Data section -

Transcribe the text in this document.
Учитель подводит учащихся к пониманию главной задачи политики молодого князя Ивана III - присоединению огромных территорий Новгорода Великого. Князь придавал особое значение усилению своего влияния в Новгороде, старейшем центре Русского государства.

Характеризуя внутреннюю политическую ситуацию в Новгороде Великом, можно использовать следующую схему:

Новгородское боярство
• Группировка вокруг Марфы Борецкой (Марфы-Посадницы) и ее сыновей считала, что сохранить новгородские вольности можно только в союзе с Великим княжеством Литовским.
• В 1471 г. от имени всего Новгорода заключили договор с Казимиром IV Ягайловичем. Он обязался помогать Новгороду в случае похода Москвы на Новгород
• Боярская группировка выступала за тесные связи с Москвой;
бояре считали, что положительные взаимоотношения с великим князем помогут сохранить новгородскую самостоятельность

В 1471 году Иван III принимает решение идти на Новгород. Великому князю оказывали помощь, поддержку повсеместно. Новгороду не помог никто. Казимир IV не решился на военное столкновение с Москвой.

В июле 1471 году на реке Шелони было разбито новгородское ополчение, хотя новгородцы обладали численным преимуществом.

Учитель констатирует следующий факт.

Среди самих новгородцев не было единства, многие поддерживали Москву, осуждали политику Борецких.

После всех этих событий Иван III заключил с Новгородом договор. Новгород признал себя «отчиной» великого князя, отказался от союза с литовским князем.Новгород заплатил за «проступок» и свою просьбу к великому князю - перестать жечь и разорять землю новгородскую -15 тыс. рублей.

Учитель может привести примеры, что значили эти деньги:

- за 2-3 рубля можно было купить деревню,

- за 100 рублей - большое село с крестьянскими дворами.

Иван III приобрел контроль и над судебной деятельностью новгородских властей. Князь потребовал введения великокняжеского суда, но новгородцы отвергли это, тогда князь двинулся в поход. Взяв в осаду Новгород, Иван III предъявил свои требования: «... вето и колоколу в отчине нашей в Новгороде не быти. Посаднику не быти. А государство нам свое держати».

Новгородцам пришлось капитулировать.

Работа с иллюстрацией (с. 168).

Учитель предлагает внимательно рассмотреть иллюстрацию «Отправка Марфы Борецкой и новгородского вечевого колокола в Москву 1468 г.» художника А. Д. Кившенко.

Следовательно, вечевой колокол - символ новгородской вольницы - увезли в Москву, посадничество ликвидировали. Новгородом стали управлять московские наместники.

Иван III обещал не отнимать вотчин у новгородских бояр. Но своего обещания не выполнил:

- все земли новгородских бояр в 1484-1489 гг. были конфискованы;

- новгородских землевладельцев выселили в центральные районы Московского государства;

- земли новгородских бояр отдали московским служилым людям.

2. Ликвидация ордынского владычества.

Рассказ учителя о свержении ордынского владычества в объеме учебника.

What you are asked to do - Copy out every line from the records that has the word "сохранить".

Written solution -
• Группировка вокруг Марфы Борецкой (Марфы-Посадницы) и ее сыновей считала, что сохранить новгородские вольности можно только в союзе с Великим княжеством Литовским.
бояре считали, что положительные взаимоотношения с великим князем помогут сохранить новгородскую самостоятельность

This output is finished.